■ Written problem ■
Identify and reproduce every line holding the string "مسلم".

■ Records for the exercise ■
--------------------------------------------------
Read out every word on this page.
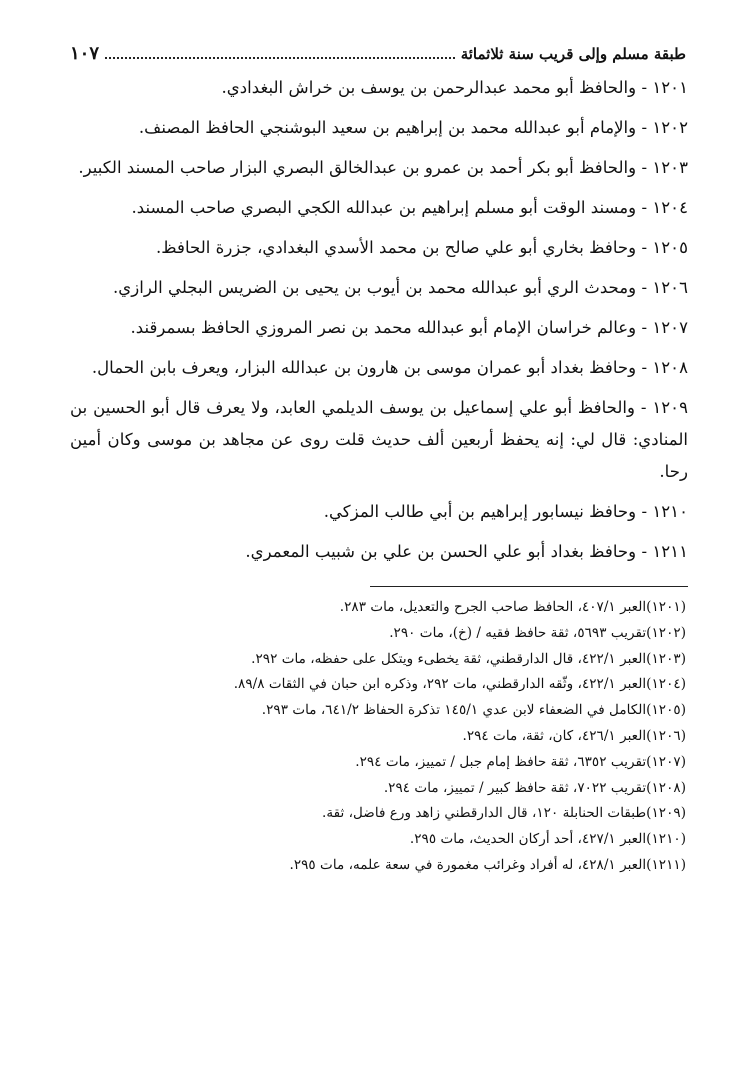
طبقة مسلم وإلى قريب سنة ثلاثمائة
١٠٧

١٢٠١ - والحافظ أبو محمد عبدالرحمن بن يوسف بن خراش البغدادي.

١٢٠٢ - والإمام أبو عبدالله محمد بن إبراهيم بن سعيد البوشنجي الحافظ المصنف.

١٢٠٣ - والحافظ أبو بكر أحمد بن عمرو بن عبدالخالق البصري البزار صاحب المسند الكبير.

١٢٠٤ - ومسند الوقت أبو مسلم إبراهيم بن عبدالله الكجي البصري صاحب المسند.

١٢٠٥ - وحافظ بخاري أبو علي صالح بن محمد الأسدي البغدادي، جزرة الحافظ.

١٢٠٦ - ومحدث الري أبو عبدالله محمد بن أيوب بن يحيى بن الضريس البجلي الرازي.

١٢٠٧ - وعالم خراسان الإمام أبو عبدالله محمد بن نصر المروزي الحافظ بسمرقند.

١٢٠٨ - وحافظ بغداد أبو عمران موسى بن هارون بن عبدالله البزار، ويعرف بابن الحمال.

١٢٠٩ - والحافظ أبو علي إسماعيل بن يوسف الديلمي العابد، ولا يعرف قال أبو الحسين بن المنادي: قال لي: إنه يحفظ أربعين ألف حديث قلت روى عن مجاهد بن موسى وكان أمين رحا.

١٢١٠ - وحافظ نيسابور إبراهيم بن أبي طالب المزكي.

١٢١١ - وحافظ بغداد أبو علي الحسن بن علي بن شبيب المعمري.

(١٢٠١)العبر ٤٠٧/١، الحافظ صاحب الجرح والتعديل، مات ٢٨٣.

(١٢٠٢)تقريب ٥٦٩٣، ثقة حافظ فقيه / (خ)، مات ٢٩٠.

(١٢٠٣)العبر ٤٢٢/١، قال الدارقطني، ثقة يخطىء ويتكل على حفظه، مات ٢٩٢.

(١٢٠٤)العبر ٤٢٢/١، وثّقه الدارقطني، مات ٢٩٢، وذكره ابن حبان في الثقات ٨٩/٨.

(١٢٠٥)الكامل في الضعفاء لابن عدي ١٤٥/١ تذكرة الحفاظ ٦٤١/٢، مات ٢٩٣.

(١٢٠٦)العبر ٤٢٦/١، كان، ثقة، مات ٢٩٤.

(١٢٠٧)تقريب ٦٣٥٢، ثقة حافظ إمام جبل / تمييز، مات ٢٩٤.

(١٢٠٨)تقريب ٧٠٢٢، ثقة حافظ كبير / تمييز، مات ٢٩٤.

(١٢٠٩)طبقات الحنابلة ١٢٠، قال الدارقطني زاهد ورع فاضل، ثقة.

(١٢١٠)العبر ٤٢٧/١، أحد أركان الحديث، مات ٢٩٥.

(١٢١١)العبر ٤٢٨/١، له أفراد وغرائب مغمورة في سعة علمه، مات ٢٩٥.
--------------------------------------------------
■ Task answer ■
طبقة مسلم وإلى قريب سنة ثلاثمائة
١٢٠٤ - ومسند الوقت أبو مسلم إبراهيم بن عبدالله الكجي البصري صاحب المسند.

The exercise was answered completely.